AVAILABLE RECORDS
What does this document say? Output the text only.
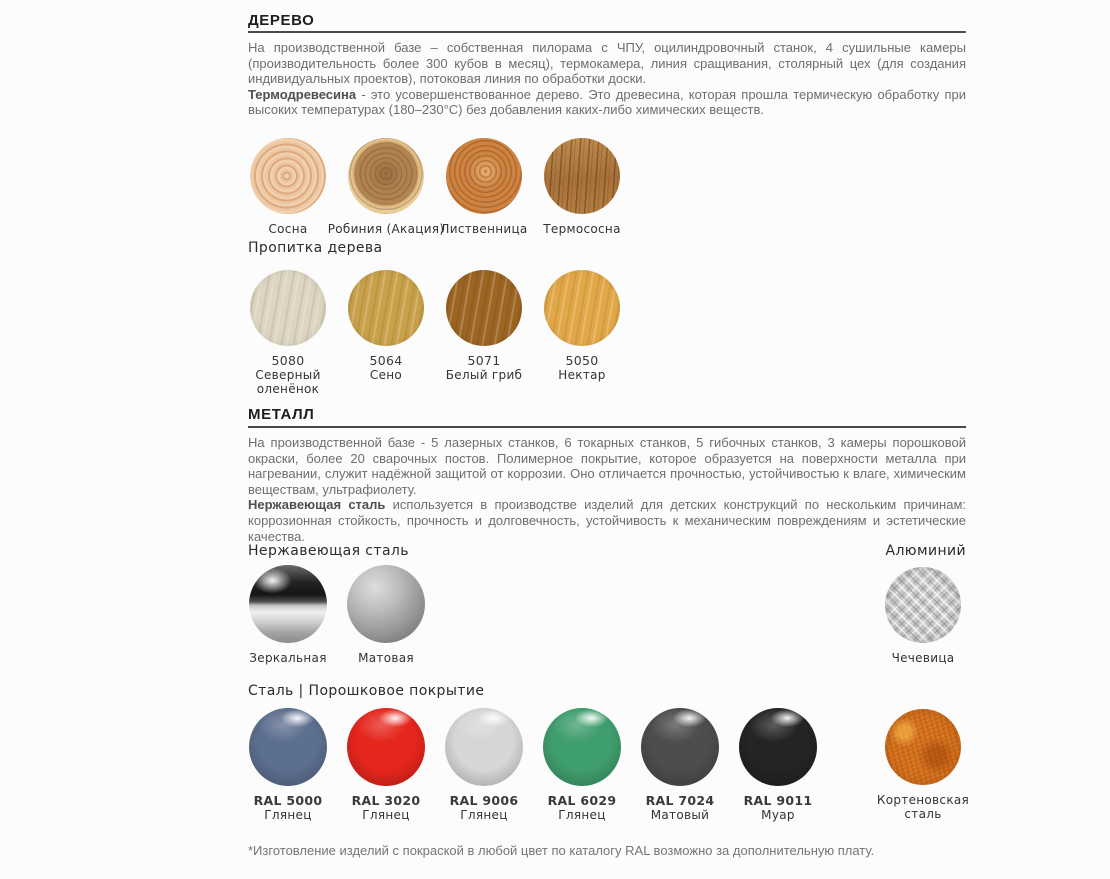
ДЕРЕВО
На производственной базе – собственная пилорама с ЧПУ, оцилиндровочный станок, 4 сушильные камеры (производительность более 300 кубов в месяц), термокамера, линия сращивания, столярный цех (для создания индивидуальных проектов), потоковая линия по обработки доски.
Термодревесина - это усовершенствованное дерево. Это древесина, которая прошла термическую обработку при высоких температурах (180–230°С) без добавления каких-либо химических веществ.
Сосна Робиния (Акация)
Лиственница Термососна
Пропитка дерева
5080
Северный оленёнок
5064
Сено
5071
Белый гриб
5050
Нектар
МЕТАЛЛ
На производственной базе - 5 лазерных станков, 6 токарных станков, 5 гибочных станков, 3 камеры порошковой окраски, более 20 сварочных постов. Полимерное покрытие, которое образуется на поверхности металла при нагревании, служит надёжной защитой от коррозии. Оно отличается прочностью, устойчивостью к влаге, химическим веществам, ультрафиолету.
Нержавеющая сталь используется в производстве изделий для детских конструкций по нескольким причинам: коррозионная стойкость, прочность и долговечность, устойчивость к механическим повреждениям и эстетические качества.
Нержавеющая сталь	Алюминий
Зеркальная	Матовая	Чечевица
Сталь | Порошковое покрытие
RAL 5000
Глянец
RAL 3020
Глянец
RAL 9006
Глянец
RAL 6029
Глянец
RAL 7024
Матовый
RAL 9011
Муар
Кортеновская сталь
*Изготовление изделий с покраской в любой цвет по каталогу RAL возможно за дополнительную плату.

PROBLEM TO WORK ON
Repeat the listing above exactly, with no pictures.

THE RESULT
What does this document say? Output the text only.
ДЕРЕВО
На производственной базе – собственная пилорама с ЧПУ, оцилиндровочный станок, 4 сушильные камеры (производительность более 300 кубов в месяц), термокамера, линия сращивания, столярный цех (для создания индивидуальных проектов), потоковая линия по обработки доски.
Термодревесина - это усовершенствованное дерево. Это древесина, которая прошла термическую обработку при высоких температурах (180–230°С) без добавления каких-либо химических веществ.
Сосна Робиния (Акация)
Лиственница Термососна
Пропитка дерева
5080
Северный оленёнок
5064
Сено
5071
Белый гриб
5050
Нектар
МЕТАЛЛ
На производственной базе - 5 лазерных станков, 6 токарных станков, 5 гибочных станков, 3 камеры порошковой окраски, более 20 сварочных постов. Полимерное покрытие, которое образуется на поверхности металла при нагревании, служит надёжной защитой от коррозии. Оно отличается прочностью, устойчивостью к влаге, химическим веществам, ультрафиолету.
Нержавеющая сталь используется в производстве изделий для детских конструкций по нескольким причинам: коррозионная стойкость, прочность и долговечность, устойчивость к механическим повреждениям и эстетические качества.
Нержавеющая сталь	Алюминий
Зеркальная	Матовая	Чечевица
Сталь | Порошковое покрытие
RAL 5000
Глянец
RAL 3020
Глянец
RAL 9006
Глянец
RAL 6029
Глянец
RAL 7024
Матовый
RAL 9011
Муар
Кортеновская сталь
*Изготовление изделий с покраской в любой цвет по каталогу RAL возможно за дополнительную плату.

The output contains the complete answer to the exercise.